▶ _GOAL_
Count the lines in the entries below that include the word "need". Give nothing but the number.

▶ _TASK INPUTS_
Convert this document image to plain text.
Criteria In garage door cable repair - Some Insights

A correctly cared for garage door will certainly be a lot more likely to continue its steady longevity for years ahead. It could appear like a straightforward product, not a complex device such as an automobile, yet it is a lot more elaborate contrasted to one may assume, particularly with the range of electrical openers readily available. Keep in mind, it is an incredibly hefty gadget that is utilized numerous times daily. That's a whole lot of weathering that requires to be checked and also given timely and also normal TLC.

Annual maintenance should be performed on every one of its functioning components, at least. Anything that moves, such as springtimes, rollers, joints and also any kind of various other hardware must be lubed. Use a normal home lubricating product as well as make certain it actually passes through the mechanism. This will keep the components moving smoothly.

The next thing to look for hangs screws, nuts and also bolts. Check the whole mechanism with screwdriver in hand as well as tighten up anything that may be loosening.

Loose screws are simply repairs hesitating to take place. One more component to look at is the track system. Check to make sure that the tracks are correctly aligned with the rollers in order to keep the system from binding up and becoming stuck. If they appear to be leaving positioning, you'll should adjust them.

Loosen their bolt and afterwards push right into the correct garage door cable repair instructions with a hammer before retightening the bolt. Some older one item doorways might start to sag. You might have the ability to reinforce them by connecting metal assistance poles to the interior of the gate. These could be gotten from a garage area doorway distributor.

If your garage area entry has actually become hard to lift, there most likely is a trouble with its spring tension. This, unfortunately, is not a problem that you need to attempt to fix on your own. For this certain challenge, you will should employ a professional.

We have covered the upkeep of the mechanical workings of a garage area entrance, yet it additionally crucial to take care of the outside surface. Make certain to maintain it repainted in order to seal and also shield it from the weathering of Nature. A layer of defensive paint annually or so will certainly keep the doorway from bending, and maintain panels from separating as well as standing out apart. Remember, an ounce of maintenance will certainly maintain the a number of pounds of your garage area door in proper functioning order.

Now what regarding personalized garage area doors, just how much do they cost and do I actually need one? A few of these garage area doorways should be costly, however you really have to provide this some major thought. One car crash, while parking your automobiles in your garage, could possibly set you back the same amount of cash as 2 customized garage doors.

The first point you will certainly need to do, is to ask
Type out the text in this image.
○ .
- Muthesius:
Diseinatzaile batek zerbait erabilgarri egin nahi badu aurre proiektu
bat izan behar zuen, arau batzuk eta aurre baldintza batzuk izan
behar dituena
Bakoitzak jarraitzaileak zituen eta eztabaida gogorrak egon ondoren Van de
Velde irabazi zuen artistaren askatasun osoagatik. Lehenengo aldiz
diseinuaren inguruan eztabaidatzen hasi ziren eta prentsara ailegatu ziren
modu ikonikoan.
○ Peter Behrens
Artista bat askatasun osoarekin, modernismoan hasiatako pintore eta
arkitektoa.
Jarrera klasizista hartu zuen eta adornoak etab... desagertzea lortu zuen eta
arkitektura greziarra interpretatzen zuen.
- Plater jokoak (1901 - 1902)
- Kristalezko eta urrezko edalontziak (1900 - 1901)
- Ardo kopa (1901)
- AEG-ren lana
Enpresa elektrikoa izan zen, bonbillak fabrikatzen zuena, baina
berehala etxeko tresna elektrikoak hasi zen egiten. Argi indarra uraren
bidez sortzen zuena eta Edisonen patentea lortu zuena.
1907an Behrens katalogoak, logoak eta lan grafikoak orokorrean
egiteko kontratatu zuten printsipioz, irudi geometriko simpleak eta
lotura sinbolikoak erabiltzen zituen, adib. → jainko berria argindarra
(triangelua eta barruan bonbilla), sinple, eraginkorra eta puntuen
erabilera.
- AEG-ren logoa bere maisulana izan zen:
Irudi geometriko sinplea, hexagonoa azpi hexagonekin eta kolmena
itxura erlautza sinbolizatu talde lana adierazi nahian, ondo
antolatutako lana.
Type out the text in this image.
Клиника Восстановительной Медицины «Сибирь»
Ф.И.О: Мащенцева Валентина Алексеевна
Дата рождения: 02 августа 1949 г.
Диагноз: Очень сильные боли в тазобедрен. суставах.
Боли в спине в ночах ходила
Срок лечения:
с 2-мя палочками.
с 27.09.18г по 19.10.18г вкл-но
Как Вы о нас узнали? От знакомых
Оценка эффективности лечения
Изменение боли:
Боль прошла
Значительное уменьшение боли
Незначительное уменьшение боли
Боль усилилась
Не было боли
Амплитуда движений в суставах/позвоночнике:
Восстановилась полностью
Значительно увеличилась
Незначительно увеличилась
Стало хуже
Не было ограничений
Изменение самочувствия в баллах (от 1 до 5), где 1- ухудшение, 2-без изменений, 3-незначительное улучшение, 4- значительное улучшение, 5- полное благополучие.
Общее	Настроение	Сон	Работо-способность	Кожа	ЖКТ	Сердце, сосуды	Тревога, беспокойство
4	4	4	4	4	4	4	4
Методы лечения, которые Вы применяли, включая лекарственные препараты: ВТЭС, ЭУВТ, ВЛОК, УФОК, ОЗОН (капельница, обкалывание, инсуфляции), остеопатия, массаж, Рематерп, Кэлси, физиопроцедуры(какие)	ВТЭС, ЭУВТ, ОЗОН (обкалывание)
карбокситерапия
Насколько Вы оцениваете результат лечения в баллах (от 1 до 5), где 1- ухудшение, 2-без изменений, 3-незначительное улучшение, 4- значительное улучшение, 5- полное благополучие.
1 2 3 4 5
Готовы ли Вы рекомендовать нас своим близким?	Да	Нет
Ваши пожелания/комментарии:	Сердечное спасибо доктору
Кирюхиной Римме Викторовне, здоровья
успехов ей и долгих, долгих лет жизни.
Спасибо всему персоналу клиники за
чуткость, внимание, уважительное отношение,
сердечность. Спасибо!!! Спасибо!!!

▶ _ANSWER TO THIS PROBLEM_
3